EXERCISE REQUIREMENTS -> Copy these rows word for word, starting at the line that contains "Patent image size: (1320, 1084)." and stopping after the line that contains "The first joint 50L is at (916, 315).".

# START OF DATA IN THIS EXERCISE

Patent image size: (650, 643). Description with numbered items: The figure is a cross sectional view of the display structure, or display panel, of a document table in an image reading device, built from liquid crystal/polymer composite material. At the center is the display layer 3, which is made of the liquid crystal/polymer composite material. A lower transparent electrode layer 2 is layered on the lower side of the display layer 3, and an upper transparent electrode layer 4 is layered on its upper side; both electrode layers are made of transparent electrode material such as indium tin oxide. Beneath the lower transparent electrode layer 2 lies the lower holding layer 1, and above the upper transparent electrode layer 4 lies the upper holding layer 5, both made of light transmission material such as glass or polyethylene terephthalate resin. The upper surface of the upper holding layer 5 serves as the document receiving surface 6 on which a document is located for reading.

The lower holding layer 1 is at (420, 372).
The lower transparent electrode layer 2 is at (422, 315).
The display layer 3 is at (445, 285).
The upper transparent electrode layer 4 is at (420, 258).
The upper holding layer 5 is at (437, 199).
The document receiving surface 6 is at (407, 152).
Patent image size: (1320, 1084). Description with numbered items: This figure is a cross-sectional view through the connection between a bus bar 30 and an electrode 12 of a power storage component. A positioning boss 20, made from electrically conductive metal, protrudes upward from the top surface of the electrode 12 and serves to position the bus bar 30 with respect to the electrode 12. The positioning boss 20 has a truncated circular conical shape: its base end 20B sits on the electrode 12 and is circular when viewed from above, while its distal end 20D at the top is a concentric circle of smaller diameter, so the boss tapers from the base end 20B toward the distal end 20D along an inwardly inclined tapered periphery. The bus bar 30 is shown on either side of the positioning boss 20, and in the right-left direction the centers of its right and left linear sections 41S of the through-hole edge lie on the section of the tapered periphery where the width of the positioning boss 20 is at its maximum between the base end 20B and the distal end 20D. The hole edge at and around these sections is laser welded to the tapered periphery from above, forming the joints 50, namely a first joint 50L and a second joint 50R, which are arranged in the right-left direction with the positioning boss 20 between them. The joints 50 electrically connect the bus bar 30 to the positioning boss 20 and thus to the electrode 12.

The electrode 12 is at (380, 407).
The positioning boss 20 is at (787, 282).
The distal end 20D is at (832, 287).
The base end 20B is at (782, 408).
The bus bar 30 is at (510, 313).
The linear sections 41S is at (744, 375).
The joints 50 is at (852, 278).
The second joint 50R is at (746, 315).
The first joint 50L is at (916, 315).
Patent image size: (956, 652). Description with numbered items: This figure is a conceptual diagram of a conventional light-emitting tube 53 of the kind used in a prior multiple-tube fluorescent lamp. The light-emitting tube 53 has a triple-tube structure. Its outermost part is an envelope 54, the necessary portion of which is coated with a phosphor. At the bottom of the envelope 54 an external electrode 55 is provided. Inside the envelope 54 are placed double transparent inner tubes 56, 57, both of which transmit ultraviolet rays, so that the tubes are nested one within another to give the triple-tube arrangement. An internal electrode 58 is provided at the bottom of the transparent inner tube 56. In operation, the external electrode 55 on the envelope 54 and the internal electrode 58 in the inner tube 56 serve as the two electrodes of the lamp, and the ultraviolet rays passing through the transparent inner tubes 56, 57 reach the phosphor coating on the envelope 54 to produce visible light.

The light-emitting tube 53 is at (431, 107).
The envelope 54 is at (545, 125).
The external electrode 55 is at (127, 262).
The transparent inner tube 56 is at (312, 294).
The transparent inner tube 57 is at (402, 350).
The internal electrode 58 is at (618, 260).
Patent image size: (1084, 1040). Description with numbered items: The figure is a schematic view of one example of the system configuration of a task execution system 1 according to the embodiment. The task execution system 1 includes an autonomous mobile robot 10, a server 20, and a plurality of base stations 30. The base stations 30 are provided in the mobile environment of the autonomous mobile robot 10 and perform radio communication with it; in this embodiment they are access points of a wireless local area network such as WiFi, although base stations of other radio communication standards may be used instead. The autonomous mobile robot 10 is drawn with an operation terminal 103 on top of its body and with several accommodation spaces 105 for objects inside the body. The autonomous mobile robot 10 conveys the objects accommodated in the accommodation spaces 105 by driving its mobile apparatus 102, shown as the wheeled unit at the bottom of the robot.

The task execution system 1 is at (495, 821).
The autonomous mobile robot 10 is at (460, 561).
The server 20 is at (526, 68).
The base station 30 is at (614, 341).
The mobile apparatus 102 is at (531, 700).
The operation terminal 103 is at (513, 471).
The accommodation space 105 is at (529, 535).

# END OF DATA IN THIS EXERCISE

COMPLETE ANSWER ->
Patent image size: (1320, 1084). Description with numbered items: This figure is a cross-sectional view through the connection between a bus bar 30 and an electrode 12 of a power storage component. A positioning boss 20, made from electrically conductive metal, protrudes upward from the top surface of the electrode 12 and serves to position the bus bar 30 with respect to the electrode 12. The positioning boss 20 has a truncated circular conical shape: its base end 20B sits on the electrode 12 and is circular when viewed from above, while its distal end 20D at the top is a concentric circle of smaller diameter, so the boss tapers from the base end 20B toward the distal end 20D along an inwardly inclined tapered periphery. The bus bar 30 is shown on either side of the positioning boss 20, and in the right-left direction the centers of its right and left linear sections 41S of the through-hole edge lie on the section of the tapered periphery where the width of the positioning boss 20 is at its maximum between the base end 20B and the distal end 20D. The hole edge at and around these sections is laser welded to the tapered periphery from above, forming the joints 50, namely a first joint 50L and a second joint 50R, which are arranged in the right-left direction with the positioning boss 20 between them. The joints 50 electrically connect the bus bar 30 to the positioning boss 20 and thus to the electrode 12.

The electrode 12 is at (380, 407).
The positioning boss 20 is at (787, 282).
The distal end 20D is at (832, 287).
The base end 20B is at (782, 408).
The bus bar 30 is at (510, 313).
The linear sections 41S is at (744, 375).
The joints 50 is at (852, 278).
The second joint 50R is at (746, 315).
The first joint 50L is at (916, 315).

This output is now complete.